Chart and figure data
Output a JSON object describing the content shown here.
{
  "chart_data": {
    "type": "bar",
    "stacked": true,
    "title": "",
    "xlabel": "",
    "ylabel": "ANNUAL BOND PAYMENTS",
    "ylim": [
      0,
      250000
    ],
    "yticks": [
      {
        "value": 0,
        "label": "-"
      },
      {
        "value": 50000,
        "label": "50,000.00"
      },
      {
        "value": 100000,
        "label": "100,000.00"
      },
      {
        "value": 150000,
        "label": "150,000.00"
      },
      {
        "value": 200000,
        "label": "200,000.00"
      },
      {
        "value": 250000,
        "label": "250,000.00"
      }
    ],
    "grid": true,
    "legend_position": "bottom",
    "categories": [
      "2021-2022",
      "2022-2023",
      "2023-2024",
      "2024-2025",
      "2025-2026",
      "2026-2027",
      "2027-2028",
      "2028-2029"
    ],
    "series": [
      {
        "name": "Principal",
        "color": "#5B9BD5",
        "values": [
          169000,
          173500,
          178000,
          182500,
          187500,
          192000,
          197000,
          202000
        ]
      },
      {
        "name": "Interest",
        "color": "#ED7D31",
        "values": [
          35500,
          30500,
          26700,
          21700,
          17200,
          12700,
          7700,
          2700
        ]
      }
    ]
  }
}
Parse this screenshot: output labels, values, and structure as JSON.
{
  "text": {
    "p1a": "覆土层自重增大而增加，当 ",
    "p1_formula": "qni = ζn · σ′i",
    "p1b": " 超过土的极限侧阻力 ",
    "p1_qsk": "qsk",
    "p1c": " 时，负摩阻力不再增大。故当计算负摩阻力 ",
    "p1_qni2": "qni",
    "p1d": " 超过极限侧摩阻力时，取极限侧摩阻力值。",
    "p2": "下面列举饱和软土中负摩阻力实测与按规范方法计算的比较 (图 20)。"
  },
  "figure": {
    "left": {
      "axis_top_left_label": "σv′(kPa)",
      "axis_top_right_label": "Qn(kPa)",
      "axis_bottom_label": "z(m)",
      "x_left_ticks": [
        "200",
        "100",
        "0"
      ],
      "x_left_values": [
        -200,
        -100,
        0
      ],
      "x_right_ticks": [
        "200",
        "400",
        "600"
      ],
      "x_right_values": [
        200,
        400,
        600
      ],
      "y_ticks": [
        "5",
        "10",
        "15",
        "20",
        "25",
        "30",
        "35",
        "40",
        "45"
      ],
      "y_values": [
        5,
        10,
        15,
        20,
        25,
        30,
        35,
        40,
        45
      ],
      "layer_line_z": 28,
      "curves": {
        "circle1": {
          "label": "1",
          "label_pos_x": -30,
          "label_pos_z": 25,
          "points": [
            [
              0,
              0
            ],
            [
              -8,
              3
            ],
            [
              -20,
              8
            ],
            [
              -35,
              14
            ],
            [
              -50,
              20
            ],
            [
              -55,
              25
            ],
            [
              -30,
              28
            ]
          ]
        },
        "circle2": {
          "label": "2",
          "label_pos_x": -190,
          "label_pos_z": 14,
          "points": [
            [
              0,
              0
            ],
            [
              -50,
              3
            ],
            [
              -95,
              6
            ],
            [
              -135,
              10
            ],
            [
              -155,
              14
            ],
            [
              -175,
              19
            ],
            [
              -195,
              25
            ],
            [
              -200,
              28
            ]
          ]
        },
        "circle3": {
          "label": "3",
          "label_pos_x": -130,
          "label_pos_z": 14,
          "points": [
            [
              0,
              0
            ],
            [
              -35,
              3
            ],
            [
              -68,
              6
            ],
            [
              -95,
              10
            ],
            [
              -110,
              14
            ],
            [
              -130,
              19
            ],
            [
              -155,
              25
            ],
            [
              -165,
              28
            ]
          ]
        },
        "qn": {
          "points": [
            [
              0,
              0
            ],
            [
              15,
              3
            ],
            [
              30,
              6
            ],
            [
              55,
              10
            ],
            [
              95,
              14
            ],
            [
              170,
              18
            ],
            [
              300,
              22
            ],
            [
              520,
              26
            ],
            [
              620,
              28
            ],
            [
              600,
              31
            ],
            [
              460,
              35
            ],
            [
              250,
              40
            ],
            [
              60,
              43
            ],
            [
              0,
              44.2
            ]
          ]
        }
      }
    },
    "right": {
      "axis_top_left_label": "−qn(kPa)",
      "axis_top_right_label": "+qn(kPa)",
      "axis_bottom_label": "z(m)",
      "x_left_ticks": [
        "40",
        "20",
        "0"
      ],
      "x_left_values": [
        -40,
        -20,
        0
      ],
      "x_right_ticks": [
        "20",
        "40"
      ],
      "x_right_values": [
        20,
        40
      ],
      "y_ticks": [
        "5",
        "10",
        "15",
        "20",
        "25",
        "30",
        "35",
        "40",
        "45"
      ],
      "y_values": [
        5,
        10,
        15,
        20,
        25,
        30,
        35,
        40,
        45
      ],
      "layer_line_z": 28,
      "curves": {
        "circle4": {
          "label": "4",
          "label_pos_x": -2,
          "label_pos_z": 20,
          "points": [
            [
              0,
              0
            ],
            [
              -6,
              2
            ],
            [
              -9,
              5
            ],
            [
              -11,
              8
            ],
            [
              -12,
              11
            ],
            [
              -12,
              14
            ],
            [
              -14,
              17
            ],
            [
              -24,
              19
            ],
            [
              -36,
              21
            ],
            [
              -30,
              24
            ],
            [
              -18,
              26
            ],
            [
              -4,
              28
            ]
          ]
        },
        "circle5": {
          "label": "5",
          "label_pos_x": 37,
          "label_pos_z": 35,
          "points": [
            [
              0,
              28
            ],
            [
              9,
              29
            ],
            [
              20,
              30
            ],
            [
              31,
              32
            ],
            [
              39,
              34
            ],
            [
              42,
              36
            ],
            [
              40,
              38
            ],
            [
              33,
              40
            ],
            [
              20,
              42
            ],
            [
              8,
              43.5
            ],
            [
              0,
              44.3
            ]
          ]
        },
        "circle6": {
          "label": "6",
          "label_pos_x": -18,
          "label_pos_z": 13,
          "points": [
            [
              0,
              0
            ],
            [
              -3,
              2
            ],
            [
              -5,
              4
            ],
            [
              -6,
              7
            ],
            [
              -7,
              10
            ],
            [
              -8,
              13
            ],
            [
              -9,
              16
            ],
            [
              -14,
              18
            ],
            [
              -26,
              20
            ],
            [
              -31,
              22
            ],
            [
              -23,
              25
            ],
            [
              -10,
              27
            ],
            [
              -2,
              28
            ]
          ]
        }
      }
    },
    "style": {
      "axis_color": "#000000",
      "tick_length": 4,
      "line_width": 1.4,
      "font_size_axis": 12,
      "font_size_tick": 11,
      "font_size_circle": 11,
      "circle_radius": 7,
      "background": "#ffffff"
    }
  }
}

- [TASK STATEMENT]: Take the lines above and print them exactly.

- [ANSWER]:
Output a JSON object describing the content shown here.
{
  "chart_data": {
    "type": "bar",
    "stacked": true,
    "title": "",
    "xlabel": "",
    "ylabel": "ANNUAL BOND PAYMENTS",
    "ylim": [
      0,
      250000
    ],
    "yticks": [
      {
        "value": 0,
        "label": "-"
      },
      {
        "value": 50000,
        "label": "50,000.00"
      },
      {
        "value": 100000,
        "label": "100,000.00"
      },
      {
        "value": 150000,
        "label": "150,000.00"
      },
      {
        "value": 200000,
        "label": "200,000.00"
      },
      {
        "value": 250000,
        "label": "250,000.00"
      }
    ],
    "grid": true,
    "legend_position": "bottom",
    "categories": [
      "2021-2022",
      "2022-2023",
      "2023-2024",
      "2024-2025",
      "2025-2026",
      "2026-2027",
      "2027-2028",
      "2028-2029"
    ],
    "series": [
      {
        "name": "Principal",
        "color": "#5B9BD5",
        "values": [
          169000,
          173500,
          178000,
          182500,
          187500,
          192000,
          197000,
          202000
        ]
      },
      {
        "name": "Interest",
        "color": "#ED7D31",
        "values": [
          35500,
          30500,
          26700,
          21700,
          17200,
          12700,
          7700,
          2700
        ]
      }
    ]
  }
}
Parse this screenshot: output labels, values, and structure as JSON.
{
  "text": {
    "p1a": "覆土层自重增大而增加，当 ",
    "p1_formula": "qni = ζn · σ′i",
    "p1b": " 超过土的极限侧阻力 ",
    "p1_qsk": "qsk",
    "p1c": " 时，负摩阻力不再增大。故当计算负摩阻力 ",
    "p1_qni2": "qni",
    "p1d": " 超过极限侧摩阻力时，取极限侧摩阻力值。",
    "p2": "下面列举饱和软土中负摩阻力实测与按规范方法计算的比较 (图 20)。"
  },
  "figure": {
    "left": {
      "axis_top_left_label": "σv′(kPa)",
      "axis_top_right_label": "Qn(kPa)",
      "axis_bottom_label": "z(m)",
      "x_left_ticks": [
        "200",
        "100",
        "0"
      ],
      "x_left_values": [
        -200,
        -100,
        0
      ],
      "x_right_ticks": [
        "200",
        "400",
        "600"
      ],
      "x_right_values": [
        200,
        400,
        600
      ],
      "y_ticks": [
        "5",
        "10",
        "15",
        "20",
        "25",
        "30",
        "35",
        "40",
        "45"
      ],
      "y_values": [
        5,
        10,
        15,
        20,
        25,
        30,
        35,
        40,
        45
      ],
      "layer_line_z": 28,
      "curves": {
        "circle1": {
          "label": "1",
          "label_pos_x": -30,
          "label_pos_z": 25,
          "points": [
            [
              0,
              0
            ],
            [
              -8,
              3
            ],
            [
              -20,
              8
            ],
            [
              -35,
              14
            ],
            [
              -50,
              20
            ],
            [
              -55,
              25
            ],
            [
              -30,
              28
            ]
          ]
        },
        "circle2": {
          "label": "2",
          "label_pos_x": -190,
          "label_pos_z": 14,
          "points": [
            [
              0,
              0
            ],
            [
              -50,
              3
            ],
            [
              -95,
              6
            ],
            [
              -135,
              10
            ],
            [
              -155,
              14
            ],
            [
              -175,
              19
            ],
            [
              -195,
              25
            ],
            [
              -200,
              28
            ]
          ]
        },
        "circle3": {
          "label": "3",
          "label_pos_x": -130,
          "label_pos_z": 14,
          "points": [
            [
              0,
              0
            ],
            [
              -35,
              3
            ],
            [
              -68,
              6
            ],
            [
              -95,
              10
            ],
            [
              -110,
              14
            ],
            [
              -130,
              19
            ],
            [
              -155,
              25
            ],
            [
              -165,
              28
            ]
          ]
        },
        "qn": {
          "points": [
            [
              0,
              0
            ],
            [
              15,
              3
            ],
            [
              30,
              6
            ],
            [
              55,
              10
            ],
            [
              95,
              14
            ],
            [
              170,
              18
            ],
            [
              300,
              22
            ],
            [
              520,
              26
            ],
            [
              620,
              28
            ],
            [
              600,
              31
            ],
            [
              460,
              35
            ],
            [
              250,
              40
            ],
            [
              60,
              43
            ],
            [
              0,
              44.2
            ]
          ]
        }
      }
    },
    "right": {
      "axis_top_left_label": "−qn(kPa)",
      "axis_top_right_label": "+qn(kPa)",
      "axis_bottom_label": "z(m)",
      "x_left_ticks": [
        "40",
        "20",
        "0"
      ],
      "x_left_values": [
        -40,
        -20,
        0
      ],
      "x_right_ticks": [
        "20",
        "40"
      ],
      "x_right_values": [
        20,
        40
      ],
      "y_ticks": [
        "5",
        "10",
        "15",
        "20",
        "25",
        "30",
        "35",
        "40",
        "45"
      ],
      "y_values": [
        5,
        10,
        15,
        20,
        25,
        30,
        35,
        40,
        45
      ],
      "layer_line_z": 28,
      "curves": {
        "circle4": {
          "label": "4",
          "label_pos_x": -2,
          "label_pos_z": 20,
          "points": [
            [
              0,
              0
            ],
            [
              -6,
              2
            ],
            [
              -9,
              5
            ],
            [
              -11,
              8
            ],
            [
              -12,
              11
            ],
            [
              -12,
              14
            ],
            [
              -14,
              17
            ],
            [
              -24,
              19
            ],
            [
              -36,
              21
            ],
            [
              -30,
              24
            ],
            [
              -18,
              26
            ],
            [
              -4,
              28
            ]
          ]
        },
        "circle5": {
          "label": "5",
          "label_pos_x": 37,
          "label_pos_z": 35,
          "points": [
            [
              0,
              28
            ],
            [
              9,
              29
            ],
            [
              20,
              30
            ],
            [
              31,
              32
            ],
            [
              39,
              34
            ],
            [
              42,
              36
            ],
            [
              40,
              38
            ],
            [
              33,
              40
            ],
            [
              20,
              42
            ],
            [
              8,
              43.5
            ],
            [
              0,
              44.3
            ]
          ]
        },
        "circle6": {
          "label": "6",
          "label_pos_x": -18,
          "label_pos_z": 13,
          "points": [
            [
              0,
              0
            ],
            [
              -3,
              2
            ],
            [
              -5,
              4
            ],
            [
              -6,
              7
            ],
            [
              -7,
              10
            ],
            [
              -8,
              13
            ],
            [
              -9,
              16
            ],
            [
              -14,
              18
            ],
            [
              -26,
              20
            ],
            [
              -31,
              22
            ],
            [
              -23,
              25
            ],
            [
              -10,
              27
            ],
            [
              -2,
              28
            ]
          ]
        }
      }
    },
    "style": {
      "axis_color": "#000000",
      "tick_length": 4,
      "line_width": 1.4,
      "font_size_axis": 12,
      "font_size_tick": 11,
      "font_size_circle": 11,
      "circle_radius": 7,
      "background": "#ffffff"
    }
  }
}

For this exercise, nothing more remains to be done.